[START OF Record excerpts]

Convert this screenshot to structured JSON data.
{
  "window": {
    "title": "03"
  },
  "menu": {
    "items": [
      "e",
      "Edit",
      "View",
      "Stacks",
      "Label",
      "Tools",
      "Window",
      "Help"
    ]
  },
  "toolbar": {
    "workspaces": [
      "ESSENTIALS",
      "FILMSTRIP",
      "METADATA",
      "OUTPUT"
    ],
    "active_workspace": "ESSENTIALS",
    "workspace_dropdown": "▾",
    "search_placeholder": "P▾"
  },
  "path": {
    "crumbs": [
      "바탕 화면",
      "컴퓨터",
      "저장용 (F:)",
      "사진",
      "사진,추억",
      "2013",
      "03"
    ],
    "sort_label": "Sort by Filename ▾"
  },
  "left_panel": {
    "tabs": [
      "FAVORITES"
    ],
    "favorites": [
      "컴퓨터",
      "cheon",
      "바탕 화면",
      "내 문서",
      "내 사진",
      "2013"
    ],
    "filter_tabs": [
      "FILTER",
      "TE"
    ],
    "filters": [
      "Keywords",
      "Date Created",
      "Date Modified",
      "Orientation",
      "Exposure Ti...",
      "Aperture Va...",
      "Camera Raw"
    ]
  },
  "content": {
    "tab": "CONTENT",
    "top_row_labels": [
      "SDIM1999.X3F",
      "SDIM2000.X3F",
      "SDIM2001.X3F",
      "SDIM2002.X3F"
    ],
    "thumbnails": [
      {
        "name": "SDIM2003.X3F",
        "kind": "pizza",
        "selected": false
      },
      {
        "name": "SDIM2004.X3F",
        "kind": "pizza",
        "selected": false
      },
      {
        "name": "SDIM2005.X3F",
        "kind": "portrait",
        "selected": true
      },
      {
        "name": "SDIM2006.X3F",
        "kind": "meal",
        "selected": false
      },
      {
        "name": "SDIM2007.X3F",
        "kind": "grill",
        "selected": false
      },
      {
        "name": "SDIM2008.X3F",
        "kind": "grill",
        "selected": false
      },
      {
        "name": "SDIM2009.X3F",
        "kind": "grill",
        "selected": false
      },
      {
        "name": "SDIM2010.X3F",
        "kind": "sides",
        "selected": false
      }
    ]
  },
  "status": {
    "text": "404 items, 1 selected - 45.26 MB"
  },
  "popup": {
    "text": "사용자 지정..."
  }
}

[END OF Record excerpts]

§ Your objective: Collect every line with the string "ESSENTIALS" from the records, and copy each.

§ Response:
      "ESSENTIALS",
    "active_workspace": "ESSENTIALS",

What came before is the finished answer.